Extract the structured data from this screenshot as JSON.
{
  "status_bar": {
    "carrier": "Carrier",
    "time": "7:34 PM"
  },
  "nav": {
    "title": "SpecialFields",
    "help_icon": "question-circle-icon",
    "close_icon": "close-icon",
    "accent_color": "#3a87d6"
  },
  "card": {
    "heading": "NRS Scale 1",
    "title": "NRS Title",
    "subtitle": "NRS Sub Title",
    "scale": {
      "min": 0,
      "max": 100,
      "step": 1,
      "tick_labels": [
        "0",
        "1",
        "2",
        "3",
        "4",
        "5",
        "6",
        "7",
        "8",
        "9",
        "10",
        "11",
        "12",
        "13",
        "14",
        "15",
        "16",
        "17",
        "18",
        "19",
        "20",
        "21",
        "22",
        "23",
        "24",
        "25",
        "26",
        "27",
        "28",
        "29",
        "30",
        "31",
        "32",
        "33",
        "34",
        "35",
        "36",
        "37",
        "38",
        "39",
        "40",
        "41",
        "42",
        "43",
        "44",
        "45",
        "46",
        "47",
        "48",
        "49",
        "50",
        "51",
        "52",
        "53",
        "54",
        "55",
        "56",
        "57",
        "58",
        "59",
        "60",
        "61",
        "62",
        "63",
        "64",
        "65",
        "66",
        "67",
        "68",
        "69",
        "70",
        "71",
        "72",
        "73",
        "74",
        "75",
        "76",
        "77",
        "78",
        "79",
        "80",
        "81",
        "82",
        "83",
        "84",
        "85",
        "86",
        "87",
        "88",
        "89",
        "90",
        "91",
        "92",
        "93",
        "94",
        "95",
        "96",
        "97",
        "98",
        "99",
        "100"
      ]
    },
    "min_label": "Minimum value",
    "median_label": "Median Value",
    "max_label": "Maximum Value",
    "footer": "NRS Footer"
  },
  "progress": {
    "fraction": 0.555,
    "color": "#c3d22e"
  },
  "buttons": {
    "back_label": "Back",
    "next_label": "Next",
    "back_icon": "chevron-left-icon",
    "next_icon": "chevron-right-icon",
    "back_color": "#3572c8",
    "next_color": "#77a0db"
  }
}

———

● **YOUR OBJECTIVE**: Determine the count of lines in the data above with the string "chevron" in them, and give that count alone.

● **ANSWER TO THIS TASK**: 2